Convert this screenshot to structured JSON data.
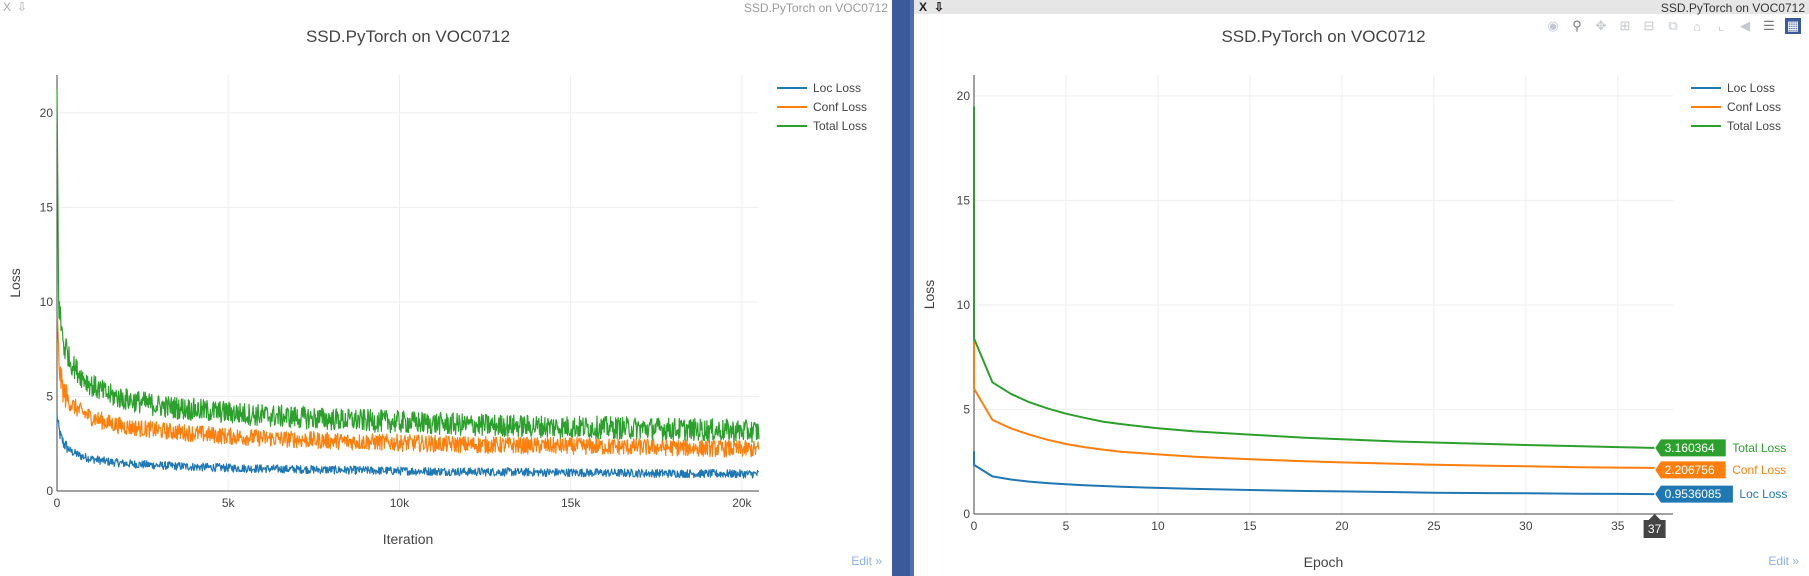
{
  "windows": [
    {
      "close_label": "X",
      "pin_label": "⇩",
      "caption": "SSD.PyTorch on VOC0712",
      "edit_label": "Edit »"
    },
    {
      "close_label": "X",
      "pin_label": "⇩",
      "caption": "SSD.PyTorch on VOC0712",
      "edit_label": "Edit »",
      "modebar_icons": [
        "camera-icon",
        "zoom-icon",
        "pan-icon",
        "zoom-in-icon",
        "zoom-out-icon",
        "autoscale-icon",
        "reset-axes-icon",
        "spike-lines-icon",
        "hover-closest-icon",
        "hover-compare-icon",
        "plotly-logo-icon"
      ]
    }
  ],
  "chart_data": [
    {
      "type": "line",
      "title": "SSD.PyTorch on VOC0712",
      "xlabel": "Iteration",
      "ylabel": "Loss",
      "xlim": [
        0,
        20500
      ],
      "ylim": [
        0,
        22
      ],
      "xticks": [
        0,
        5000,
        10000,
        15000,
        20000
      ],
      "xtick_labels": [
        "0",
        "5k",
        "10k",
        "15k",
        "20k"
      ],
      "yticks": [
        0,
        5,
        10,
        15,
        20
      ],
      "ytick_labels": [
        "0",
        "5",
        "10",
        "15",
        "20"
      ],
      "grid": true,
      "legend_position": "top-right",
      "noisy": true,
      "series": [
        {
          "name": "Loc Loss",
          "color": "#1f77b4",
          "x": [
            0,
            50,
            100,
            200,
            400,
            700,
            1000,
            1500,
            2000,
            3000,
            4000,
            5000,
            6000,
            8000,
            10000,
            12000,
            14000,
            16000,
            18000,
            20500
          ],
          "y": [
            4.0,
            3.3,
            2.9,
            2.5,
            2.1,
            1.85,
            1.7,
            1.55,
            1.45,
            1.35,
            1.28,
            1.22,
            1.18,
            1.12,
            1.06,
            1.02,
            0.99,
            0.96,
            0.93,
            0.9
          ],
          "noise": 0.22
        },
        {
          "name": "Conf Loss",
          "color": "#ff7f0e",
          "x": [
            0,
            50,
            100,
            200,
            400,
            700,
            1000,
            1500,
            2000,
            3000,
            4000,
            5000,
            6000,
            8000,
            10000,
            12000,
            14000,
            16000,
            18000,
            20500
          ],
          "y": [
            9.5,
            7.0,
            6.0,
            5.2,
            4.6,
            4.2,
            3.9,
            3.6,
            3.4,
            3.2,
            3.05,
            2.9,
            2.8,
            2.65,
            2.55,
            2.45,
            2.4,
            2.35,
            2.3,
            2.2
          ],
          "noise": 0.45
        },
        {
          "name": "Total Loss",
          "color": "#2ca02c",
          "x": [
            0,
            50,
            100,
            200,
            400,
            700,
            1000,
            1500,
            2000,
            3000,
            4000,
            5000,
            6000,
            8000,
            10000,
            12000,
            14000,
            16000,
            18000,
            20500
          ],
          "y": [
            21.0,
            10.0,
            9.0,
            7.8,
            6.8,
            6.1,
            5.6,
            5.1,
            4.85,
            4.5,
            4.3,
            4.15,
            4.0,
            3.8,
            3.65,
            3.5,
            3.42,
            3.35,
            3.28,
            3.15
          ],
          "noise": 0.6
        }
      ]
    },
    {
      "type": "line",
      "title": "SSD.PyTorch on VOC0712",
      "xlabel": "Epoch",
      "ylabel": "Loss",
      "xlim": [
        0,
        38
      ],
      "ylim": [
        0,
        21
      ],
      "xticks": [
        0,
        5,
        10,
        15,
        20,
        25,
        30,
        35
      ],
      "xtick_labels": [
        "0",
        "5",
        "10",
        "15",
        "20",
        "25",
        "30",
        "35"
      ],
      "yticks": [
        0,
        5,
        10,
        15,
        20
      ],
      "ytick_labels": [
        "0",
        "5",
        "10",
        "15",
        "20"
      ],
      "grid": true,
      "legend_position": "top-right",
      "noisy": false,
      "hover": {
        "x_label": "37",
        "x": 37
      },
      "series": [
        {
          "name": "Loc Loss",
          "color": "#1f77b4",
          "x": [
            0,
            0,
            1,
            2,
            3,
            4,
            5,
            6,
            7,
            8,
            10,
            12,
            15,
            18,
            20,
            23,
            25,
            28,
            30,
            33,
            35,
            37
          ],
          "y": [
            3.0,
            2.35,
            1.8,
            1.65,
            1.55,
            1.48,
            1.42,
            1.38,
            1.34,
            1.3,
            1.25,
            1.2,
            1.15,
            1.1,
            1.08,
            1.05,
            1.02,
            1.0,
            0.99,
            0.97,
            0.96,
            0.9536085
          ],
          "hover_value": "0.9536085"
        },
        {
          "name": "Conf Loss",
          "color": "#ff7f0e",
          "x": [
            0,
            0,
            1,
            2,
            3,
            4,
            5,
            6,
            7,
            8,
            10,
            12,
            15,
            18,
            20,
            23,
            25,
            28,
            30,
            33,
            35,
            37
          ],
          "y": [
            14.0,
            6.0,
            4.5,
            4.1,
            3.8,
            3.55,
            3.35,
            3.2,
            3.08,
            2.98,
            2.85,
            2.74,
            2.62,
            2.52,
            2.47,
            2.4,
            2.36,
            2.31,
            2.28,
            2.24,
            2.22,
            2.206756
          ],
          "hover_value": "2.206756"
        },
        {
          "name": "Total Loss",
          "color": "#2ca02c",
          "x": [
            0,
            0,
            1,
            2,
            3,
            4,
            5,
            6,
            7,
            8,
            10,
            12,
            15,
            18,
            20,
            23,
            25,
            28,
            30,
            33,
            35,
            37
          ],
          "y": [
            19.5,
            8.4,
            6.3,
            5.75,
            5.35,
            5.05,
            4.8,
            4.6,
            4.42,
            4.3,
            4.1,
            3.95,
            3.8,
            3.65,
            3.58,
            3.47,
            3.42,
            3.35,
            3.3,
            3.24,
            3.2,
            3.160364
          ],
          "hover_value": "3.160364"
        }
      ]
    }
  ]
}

○ ○ ○ ○ ○ ○ ○

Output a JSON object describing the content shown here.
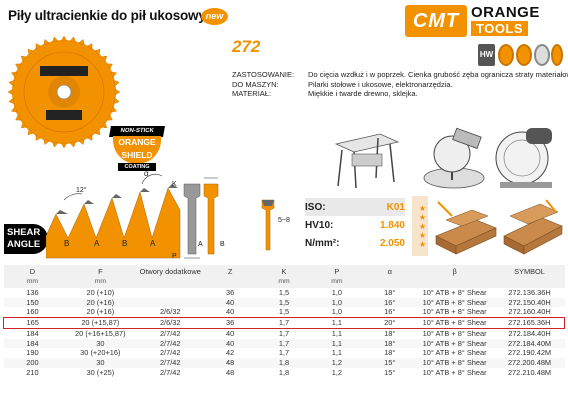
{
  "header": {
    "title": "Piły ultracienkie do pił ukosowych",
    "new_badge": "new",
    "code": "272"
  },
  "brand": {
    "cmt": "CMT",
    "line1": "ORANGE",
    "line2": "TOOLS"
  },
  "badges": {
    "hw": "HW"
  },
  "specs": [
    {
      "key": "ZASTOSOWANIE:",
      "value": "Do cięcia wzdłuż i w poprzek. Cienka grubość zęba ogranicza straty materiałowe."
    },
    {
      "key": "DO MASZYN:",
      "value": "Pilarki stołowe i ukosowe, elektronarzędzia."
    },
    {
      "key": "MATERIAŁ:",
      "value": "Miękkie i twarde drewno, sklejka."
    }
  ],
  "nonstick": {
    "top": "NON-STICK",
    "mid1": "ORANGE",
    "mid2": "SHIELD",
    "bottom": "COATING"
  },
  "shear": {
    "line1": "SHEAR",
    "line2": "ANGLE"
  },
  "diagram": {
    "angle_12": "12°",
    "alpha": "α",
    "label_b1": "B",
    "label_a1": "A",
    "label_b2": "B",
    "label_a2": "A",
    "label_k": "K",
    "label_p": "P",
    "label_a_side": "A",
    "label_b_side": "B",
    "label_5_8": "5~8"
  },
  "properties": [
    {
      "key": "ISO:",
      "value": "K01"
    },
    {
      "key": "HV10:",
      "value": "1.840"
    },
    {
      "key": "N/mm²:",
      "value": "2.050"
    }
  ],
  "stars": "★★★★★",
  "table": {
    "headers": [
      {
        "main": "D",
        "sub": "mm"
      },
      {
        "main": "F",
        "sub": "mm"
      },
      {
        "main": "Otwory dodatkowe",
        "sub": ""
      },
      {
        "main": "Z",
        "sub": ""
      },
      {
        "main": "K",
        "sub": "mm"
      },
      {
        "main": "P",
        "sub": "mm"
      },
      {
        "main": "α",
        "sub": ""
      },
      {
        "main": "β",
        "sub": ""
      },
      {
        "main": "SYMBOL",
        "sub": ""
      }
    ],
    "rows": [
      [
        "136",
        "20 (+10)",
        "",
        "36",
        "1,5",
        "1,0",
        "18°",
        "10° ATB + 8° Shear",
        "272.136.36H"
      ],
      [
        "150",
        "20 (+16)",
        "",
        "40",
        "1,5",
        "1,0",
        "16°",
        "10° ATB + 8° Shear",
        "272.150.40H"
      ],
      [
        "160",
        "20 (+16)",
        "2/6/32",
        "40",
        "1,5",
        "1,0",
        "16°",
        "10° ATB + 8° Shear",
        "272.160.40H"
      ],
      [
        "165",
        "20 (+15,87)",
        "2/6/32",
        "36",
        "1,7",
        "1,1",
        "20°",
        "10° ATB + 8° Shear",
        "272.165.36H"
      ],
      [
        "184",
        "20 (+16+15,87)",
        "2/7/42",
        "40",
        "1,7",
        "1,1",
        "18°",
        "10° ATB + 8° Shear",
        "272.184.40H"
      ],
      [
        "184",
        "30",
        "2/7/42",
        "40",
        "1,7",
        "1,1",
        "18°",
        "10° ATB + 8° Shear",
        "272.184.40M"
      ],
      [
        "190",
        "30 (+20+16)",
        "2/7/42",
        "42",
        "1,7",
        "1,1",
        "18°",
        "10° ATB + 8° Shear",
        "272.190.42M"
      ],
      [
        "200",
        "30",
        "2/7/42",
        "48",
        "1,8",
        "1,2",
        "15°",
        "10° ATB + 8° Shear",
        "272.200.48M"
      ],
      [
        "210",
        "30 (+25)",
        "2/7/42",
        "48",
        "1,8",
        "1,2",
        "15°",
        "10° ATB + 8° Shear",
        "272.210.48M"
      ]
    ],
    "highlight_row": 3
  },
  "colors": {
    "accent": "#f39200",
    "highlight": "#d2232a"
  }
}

○ ○ ○ ○ ○ ○ ○

**GOAL**
Looking at the material above, count the lines containing the string "main" and reply with the count alone.

**SOLUTION TO THIS EXERCISE**
9